# [WORK TO COMPLETE]
Set down the full listing exactly, character for character.

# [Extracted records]

===============

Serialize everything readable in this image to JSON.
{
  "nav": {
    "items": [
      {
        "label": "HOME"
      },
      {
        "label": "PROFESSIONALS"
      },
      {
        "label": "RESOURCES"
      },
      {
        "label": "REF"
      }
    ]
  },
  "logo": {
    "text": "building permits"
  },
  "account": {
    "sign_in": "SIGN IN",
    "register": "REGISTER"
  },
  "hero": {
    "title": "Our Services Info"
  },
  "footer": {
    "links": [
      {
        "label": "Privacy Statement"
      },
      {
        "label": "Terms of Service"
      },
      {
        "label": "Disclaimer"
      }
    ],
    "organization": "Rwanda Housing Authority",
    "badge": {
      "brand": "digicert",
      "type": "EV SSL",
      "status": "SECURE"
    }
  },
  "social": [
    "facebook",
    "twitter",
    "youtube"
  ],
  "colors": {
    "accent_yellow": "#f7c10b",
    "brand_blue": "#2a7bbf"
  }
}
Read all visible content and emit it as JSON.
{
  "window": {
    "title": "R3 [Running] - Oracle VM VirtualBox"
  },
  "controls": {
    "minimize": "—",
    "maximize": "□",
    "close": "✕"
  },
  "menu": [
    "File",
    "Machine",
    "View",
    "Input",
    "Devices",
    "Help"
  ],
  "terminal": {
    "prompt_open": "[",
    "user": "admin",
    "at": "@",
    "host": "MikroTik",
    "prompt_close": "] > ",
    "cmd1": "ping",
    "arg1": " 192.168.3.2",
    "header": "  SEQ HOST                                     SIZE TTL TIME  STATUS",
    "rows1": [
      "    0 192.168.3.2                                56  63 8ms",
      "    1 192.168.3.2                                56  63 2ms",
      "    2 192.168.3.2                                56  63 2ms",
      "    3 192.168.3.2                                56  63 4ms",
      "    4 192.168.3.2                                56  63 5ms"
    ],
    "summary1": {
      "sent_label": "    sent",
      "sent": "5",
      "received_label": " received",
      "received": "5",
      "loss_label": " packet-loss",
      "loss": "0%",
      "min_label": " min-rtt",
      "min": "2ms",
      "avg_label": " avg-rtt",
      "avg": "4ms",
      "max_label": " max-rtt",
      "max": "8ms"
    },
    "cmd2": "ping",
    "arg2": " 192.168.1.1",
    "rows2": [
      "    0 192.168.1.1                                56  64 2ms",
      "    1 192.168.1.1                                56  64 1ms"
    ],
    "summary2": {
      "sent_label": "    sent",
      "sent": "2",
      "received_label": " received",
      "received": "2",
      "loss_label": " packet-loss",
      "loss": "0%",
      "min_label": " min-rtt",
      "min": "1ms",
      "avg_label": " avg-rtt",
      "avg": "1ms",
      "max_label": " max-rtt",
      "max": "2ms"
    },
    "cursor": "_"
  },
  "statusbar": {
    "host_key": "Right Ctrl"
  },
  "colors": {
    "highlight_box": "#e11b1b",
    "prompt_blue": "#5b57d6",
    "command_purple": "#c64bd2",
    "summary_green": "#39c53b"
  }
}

===============

# [SOLUTION TO THE PROBLEM]
Serialize everything readable in this image to JSON.
{
  "nav": {
    "items": [
      {
        "label": "HOME"
      },
      {
        "label": "PROFESSIONALS"
      },
      {
        "label": "RESOURCES"
      },
      {
        "label": "REF"
      }
    ]
  },
  "logo": {
    "text": "building permits"
  },
  "account": {
    "sign_in": "SIGN IN",
    "register": "REGISTER"
  },
  "hero": {
    "title": "Our Services Info"
  },
  "footer": {
    "links": [
      {
        "label": "Privacy Statement"
      },
      {
        "label": "Terms of Service"
      },
      {
        "label": "Disclaimer"
      }
    ],
    "organization": "Rwanda Housing Authority",
    "badge": {
      "brand": "digicert",
      "type": "EV SSL",
      "status": "SECURE"
    }
  },
  "social": [
    "facebook",
    "twitter",
    "youtube"
  ],
  "colors": {
    "accent_yellow": "#f7c10b",
    "brand_blue": "#2a7bbf"
  }
}
Read all visible content and emit it as JSON.
{
  "window": {
    "title": "R3 [Running] - Oracle VM VirtualBox"
  },
  "controls": {
    "minimize": "—",
    "maximize": "□",
    "close": "✕"
  },
  "menu": [
    "File",
    "Machine",
    "View",
    "Input",
    "Devices",
    "Help"
  ],
  "terminal": {
    "prompt_open": "[",
    "user": "admin",
    "at": "@",
    "host": "MikroTik",
    "prompt_close": "] > ",
    "cmd1": "ping",
    "arg1": " 192.168.3.2",
    "header": "  SEQ HOST                                     SIZE TTL TIME  STATUS",
    "rows1": [
      "    0 192.168.3.2                                56  63 8ms",
      "    1 192.168.3.2                                56  63 2ms",
      "    2 192.168.3.2                                56  63 2ms",
      "    3 192.168.3.2                                56  63 4ms",
      "    4 192.168.3.2                                56  63 5ms"
    ],
    "summary1": {
      "sent_label": "    sent",
      "sent": "5",
      "received_label": " received",
      "received": "5",
      "loss_label": " packet-loss",
      "loss": "0%",
      "min_label": " min-rtt",
      "min": "2ms",
      "avg_label": " avg-rtt",
      "avg": "4ms",
      "max_label": " max-rtt",
      "max": "8ms"
    },
    "cmd2": "ping",
    "arg2": " 192.168.1.1",
    "rows2": [
      "    0 192.168.1.1                                56  64 2ms",
      "    1 192.168.1.1                                56  64 1ms"
    ],
    "summary2": {
      "sent_label": "    sent",
      "sent": "2",
      "received_label": " received",
      "received": "2",
      "loss_label": " packet-loss",
      "loss": "0%",
      "min_label": " min-rtt",
      "min": "1ms",
      "avg_label": " avg-rtt",
      "avg": "1ms",
      "max_label": " max-rtt",
      "max": "2ms"
    },
    "cursor": "_"
  },
  "statusbar": {
    "host_key": "Right Ctrl"
  },
  "colors": {
    "highlight_box": "#e11b1b",
    "prompt_blue": "#5b57d6",
    "command_purple": "#c64bd2",
    "summary_green": "#39c53b"
  }
}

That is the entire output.